-- PROVIDED DATA start --
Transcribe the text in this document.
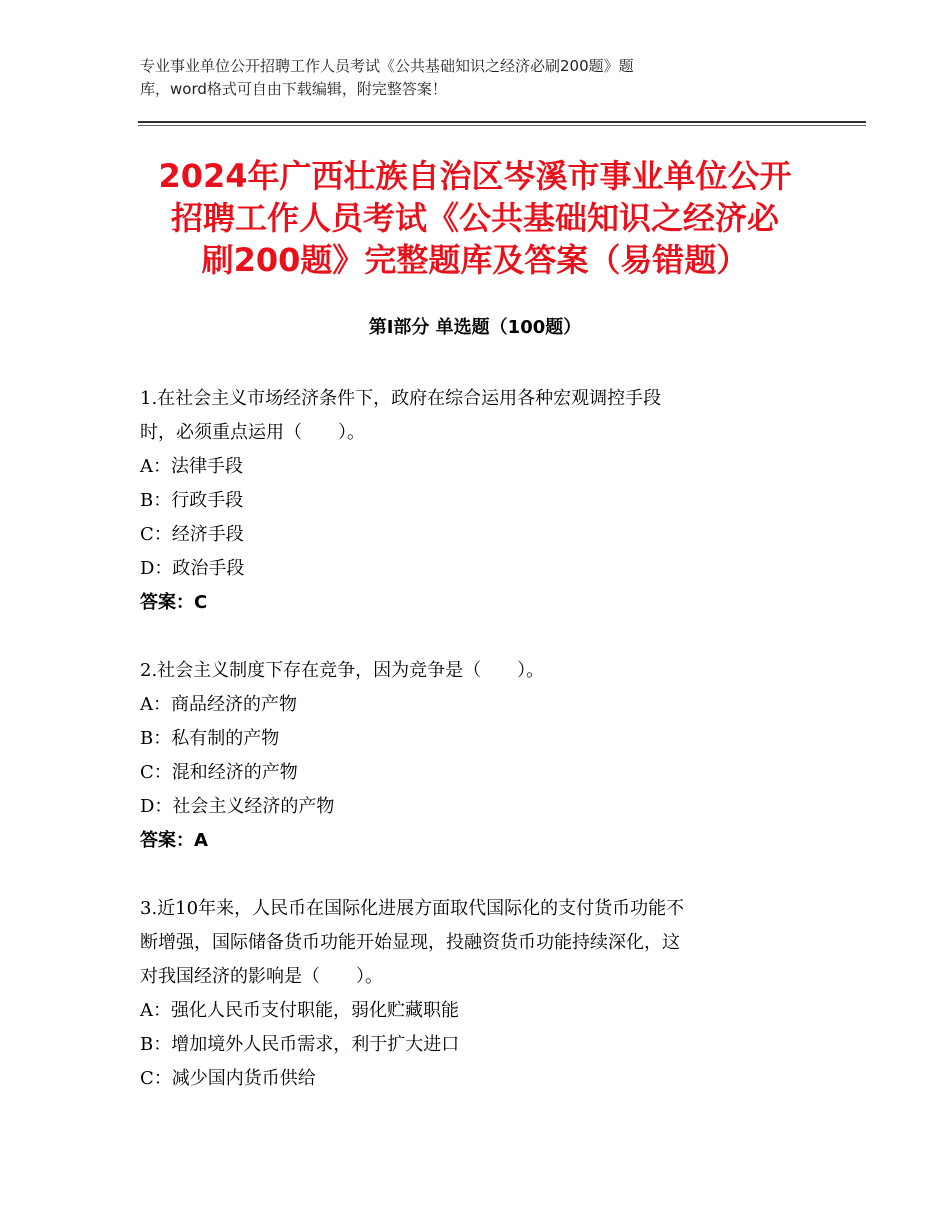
专业事业单位公开招聘工作人员考试《公共基础知识之经济必刷200题》题

库，word格式可自由下载编辑，附完整答案！

2024年广西壮族自治区岑溪市事业单位公开
招聘工作人员考试《公共基础知识之经济必
刷200题》完整题库及答案（易错题）
第Ⅰ部分 单选题（100题）

1.在社会主义市场经济条件下，政府在综合运用各种宏观调控手段

时，必须重点运用（　　）。

A：法律手段

B：行政手段

C：经济手段

D：政治手段

答案：C

2.社会主义制度下存在竞争，因为竞争是（　　）。

A：商品经济的产物

B：私有制的产物

C：混和经济的产物

D：社会主义经济的产物

答案：A

3.近10年来，人民币在国际化进展方面取代国际化的支付货币功能不

断增强，国际储备货币功能开始显现，投融资货币功能持续深化，这

对我国经济的影响是（　　）。

A：强化人民币支付职能，弱化贮藏职能

B：增加境外人民币需求，利于扩大进口

C：减少国内货币供给
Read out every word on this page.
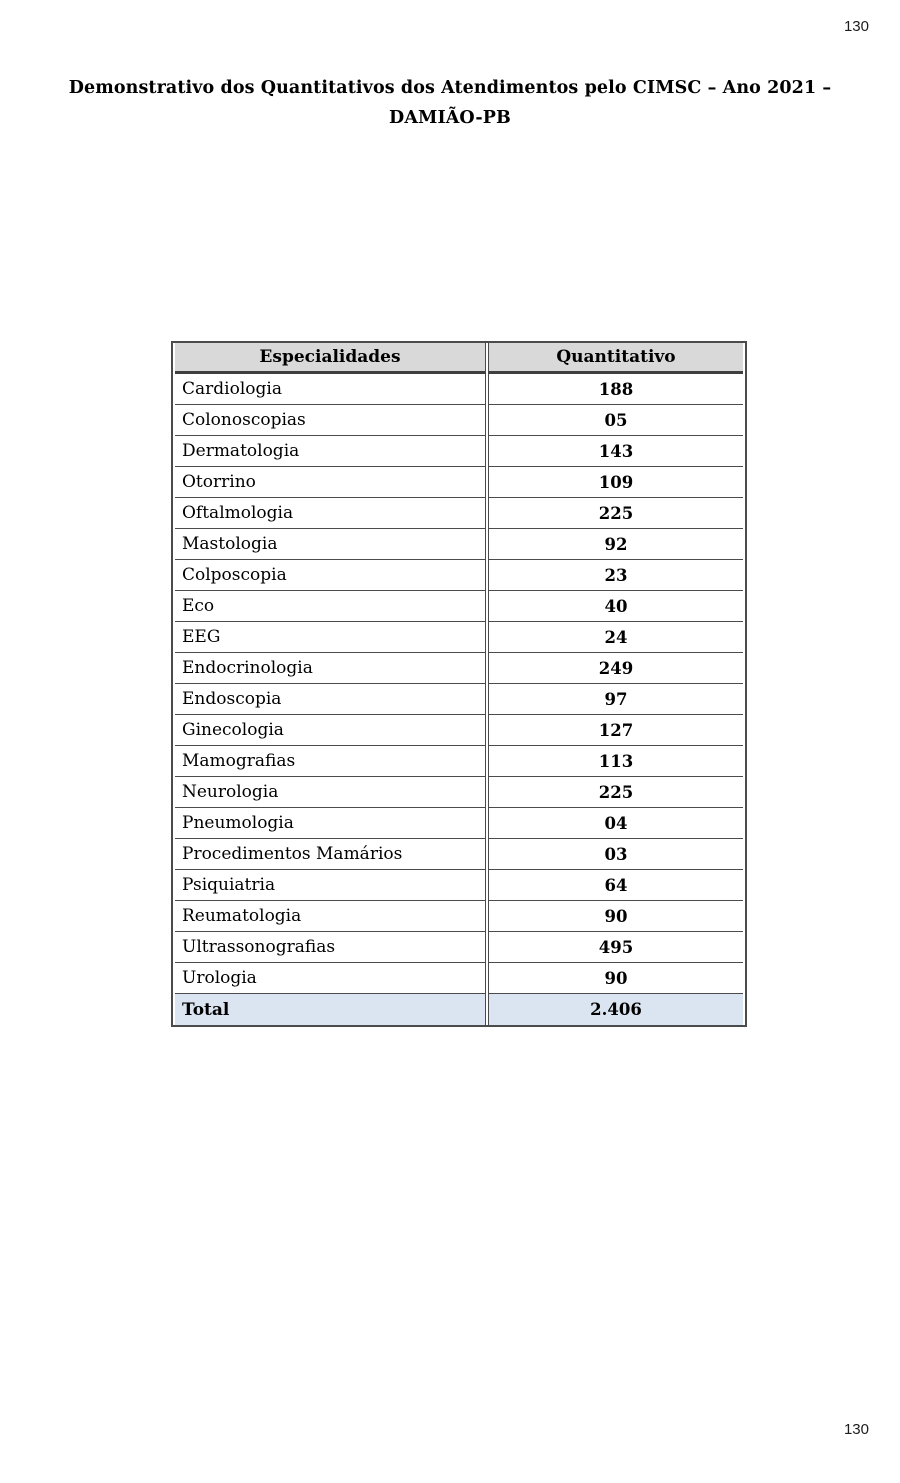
130
Demonstrativo dos Quantitativos dos Atendimentos pelo CIMSC – Ano 2021 –
DAMIÃO-PB
Especialidades	Quantitativo
Cardiologia	188
Colonoscopias	05
Dermatologia	143
Otorrino	109
Oftalmologia	225
Mastologia	92
Colposcopia	23
Eco	40
EEG	24
Endocrinologia	249
Endoscopia	97
Ginecologia	127
Mamografias	113
Neurologia	225
Pneumologia	04
Procedimentos Mamários	03
Psiquiatria	64
Reumatologia	90
Ultrassonografias	495
Urologia	90
Total	2.406
130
-- PROVIDED DATA end --
▸ WHAT YOU NEED TO DO: Set down every entry word for word, but omit the pictures.

▸ TASK SOLUTION:
Transcribe the text in this document.
专业事业单位公开招聘工作人员考试《公共基础知识之经济必刷200题》题

库，word格式可自由下载编辑，附完整答案！

2024年广西壮族自治区岑溪市事业单位公开
招聘工作人员考试《公共基础知识之经济必
刷200题》完整题库及答案（易错题）
第Ⅰ部分 单选题（100题）

1.在社会主义市场经济条件下，政府在综合运用各种宏观调控手段

时，必须重点运用（　　）。

A：法律手段

B：行政手段

C：经济手段

D：政治手段

答案：C

2.社会主义制度下存在竞争，因为竞争是（　　）。

A：商品经济的产物

B：私有制的产物

C：混和经济的产物

D：社会主义经济的产物

答案：A

3.近10年来，人民币在国际化进展方面取代国际化的支付货币功能不

断增强，国际储备货币功能开始显现，投融资货币功能持续深化，这

对我国经济的影响是（　　）。

A：强化人民币支付职能，弱化贮藏职能

B：增加境外人民币需求，利于扩大进口

C：减少国内货币供给
Read out every word on this page.
130
Demonstrativo dos Quantitativos dos Atendimentos pelo CIMSC – Ano 2021 –
DAMIÃO-PB
Especialidades	Quantitativo
Cardiologia	188
Colonoscopias	05
Dermatologia	143
Otorrino	109
Oftalmologia	225
Mastologia	92
Colposcopia	23
Eco	40
EEG	24
Endocrinologia	249
Endoscopia	97
Ginecologia	127
Mamografias	113
Neurologia	225
Pneumologia	04
Procedimentos Mamários	03
Psiquiatria	64
Reumatologia	90
Ultrassonografias	495
Urologia	90
Total	2.406
130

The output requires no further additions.